-- YOUR OBJECTIVE --
Give the listing again exactly, omitting its images.

# start of MATERIAL TO PROCESS

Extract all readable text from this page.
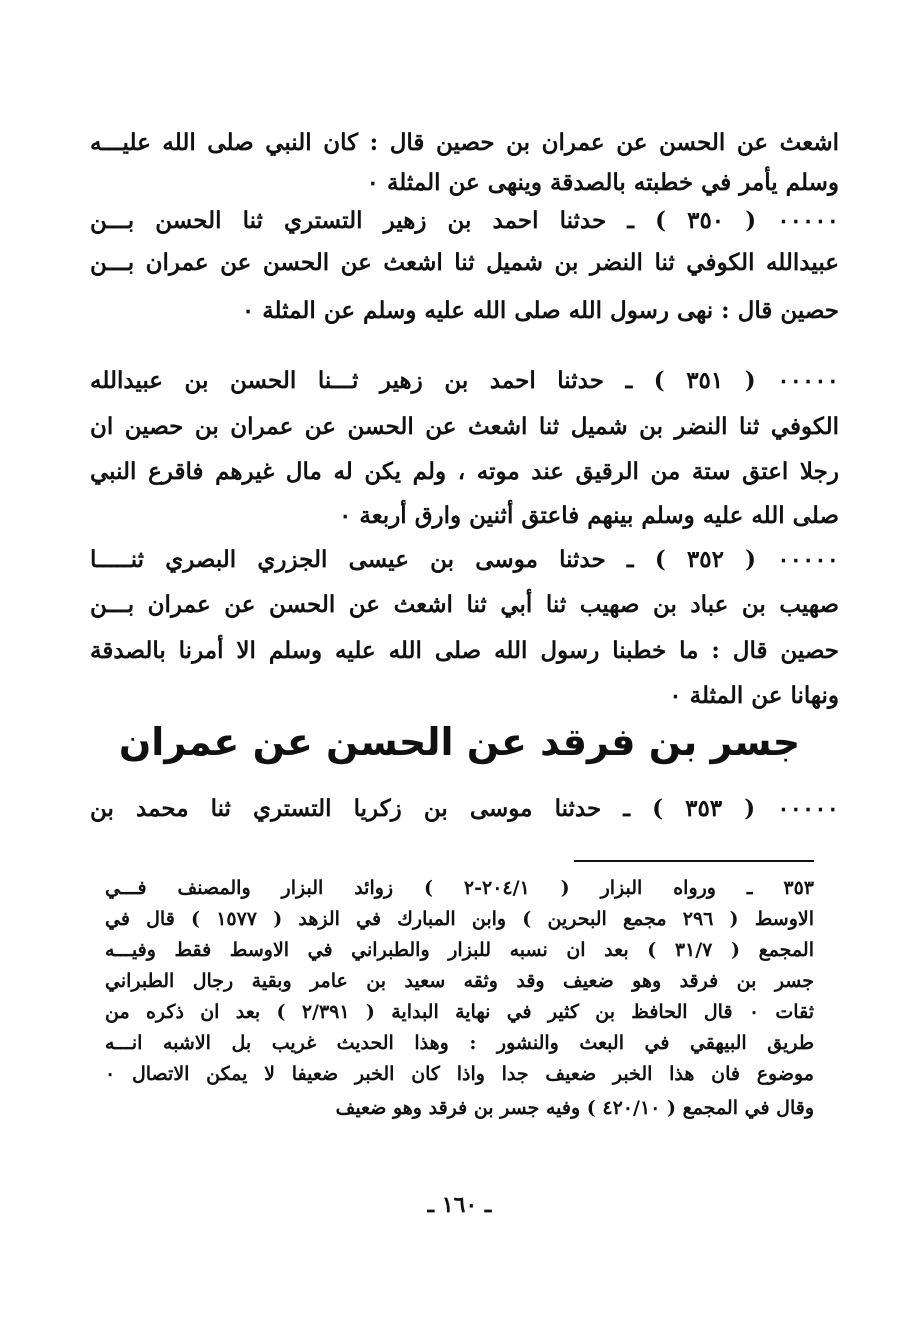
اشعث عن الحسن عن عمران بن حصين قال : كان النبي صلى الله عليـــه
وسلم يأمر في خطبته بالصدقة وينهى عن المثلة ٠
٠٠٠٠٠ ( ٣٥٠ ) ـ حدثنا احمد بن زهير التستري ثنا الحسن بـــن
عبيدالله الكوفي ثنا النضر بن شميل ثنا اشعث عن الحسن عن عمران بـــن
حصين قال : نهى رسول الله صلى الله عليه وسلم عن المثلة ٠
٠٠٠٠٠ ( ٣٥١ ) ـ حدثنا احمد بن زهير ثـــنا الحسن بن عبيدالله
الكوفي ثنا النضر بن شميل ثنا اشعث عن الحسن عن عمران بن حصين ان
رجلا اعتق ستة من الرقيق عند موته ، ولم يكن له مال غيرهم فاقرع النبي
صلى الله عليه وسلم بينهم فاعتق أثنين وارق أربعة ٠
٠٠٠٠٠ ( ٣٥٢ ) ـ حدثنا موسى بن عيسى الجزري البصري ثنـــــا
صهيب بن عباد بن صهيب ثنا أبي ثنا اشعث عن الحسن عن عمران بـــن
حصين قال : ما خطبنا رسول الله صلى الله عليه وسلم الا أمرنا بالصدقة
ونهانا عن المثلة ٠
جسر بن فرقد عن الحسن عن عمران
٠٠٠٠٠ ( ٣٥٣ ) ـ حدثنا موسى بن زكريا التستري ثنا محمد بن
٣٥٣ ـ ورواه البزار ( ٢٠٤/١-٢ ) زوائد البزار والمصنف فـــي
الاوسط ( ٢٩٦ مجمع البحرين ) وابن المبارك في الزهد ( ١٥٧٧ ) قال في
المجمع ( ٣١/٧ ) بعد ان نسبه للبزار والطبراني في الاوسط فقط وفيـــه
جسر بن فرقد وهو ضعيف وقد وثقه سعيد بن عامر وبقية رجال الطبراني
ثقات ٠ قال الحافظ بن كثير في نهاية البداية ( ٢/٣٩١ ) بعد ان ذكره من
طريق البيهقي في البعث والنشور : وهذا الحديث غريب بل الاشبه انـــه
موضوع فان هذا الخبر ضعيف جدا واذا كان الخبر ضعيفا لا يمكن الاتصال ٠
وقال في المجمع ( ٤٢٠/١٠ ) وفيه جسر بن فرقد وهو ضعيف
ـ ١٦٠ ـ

# end of MATERIAL TO PROCESS

-- ANSWER TO THE TASK --
Extract all readable text from this page.
اشعث عن الحسن عن عمران بن حصين قال : كان النبي صلى الله عليـــه
وسلم يأمر في خطبته بالصدقة وينهى عن المثلة ٠
٠٠٠٠٠ ( ٣٥٠ ) ـ حدثنا احمد بن زهير التستري ثنا الحسن بـــن
عبيدالله الكوفي ثنا النضر بن شميل ثنا اشعث عن الحسن عن عمران بـــن
حصين قال : نهى رسول الله صلى الله عليه وسلم عن المثلة ٠
٠٠٠٠٠ ( ٣٥١ ) ـ حدثنا احمد بن زهير ثـــنا الحسن بن عبيدالله
الكوفي ثنا النضر بن شميل ثنا اشعث عن الحسن عن عمران بن حصين ان
رجلا اعتق ستة من الرقيق عند موته ، ولم يكن له مال غيرهم فاقرع النبي
صلى الله عليه وسلم بينهم فاعتق أثنين وارق أربعة ٠
٠٠٠٠٠ ( ٣٥٢ ) ـ حدثنا موسى بن عيسى الجزري البصري ثنـــــا
صهيب بن عباد بن صهيب ثنا أبي ثنا اشعث عن الحسن عن عمران بـــن
حصين قال : ما خطبنا رسول الله صلى الله عليه وسلم الا أمرنا بالصدقة
ونهانا عن المثلة ٠
جسر بن فرقد عن الحسن عن عمران
٠٠٠٠٠ ( ٣٥٣ ) ـ حدثنا موسى بن زكريا التستري ثنا محمد بن
٣٥٣ ـ ورواه البزار ( ٢٠٤/١-٢ ) زوائد البزار والمصنف فـــي
الاوسط ( ٢٩٦ مجمع البحرين ) وابن المبارك في الزهد ( ١٥٧٧ ) قال في
المجمع ( ٣١/٧ ) بعد ان نسبه للبزار والطبراني في الاوسط فقط وفيـــه
جسر بن فرقد وهو ضعيف وقد وثقه سعيد بن عامر وبقية رجال الطبراني
ثقات ٠ قال الحافظ بن كثير في نهاية البداية ( ٢/٣٩١ ) بعد ان ذكره من
طريق البيهقي في البعث والنشور : وهذا الحديث غريب بل الاشبه انـــه
موضوع فان هذا الخبر ضعيف جدا واذا كان الخبر ضعيفا لا يمكن الاتصال ٠
وقال في المجمع ( ٤٢٠/١٠ ) وفيه جسر بن فرقد وهو ضعيف
ـ ١٦٠ ـ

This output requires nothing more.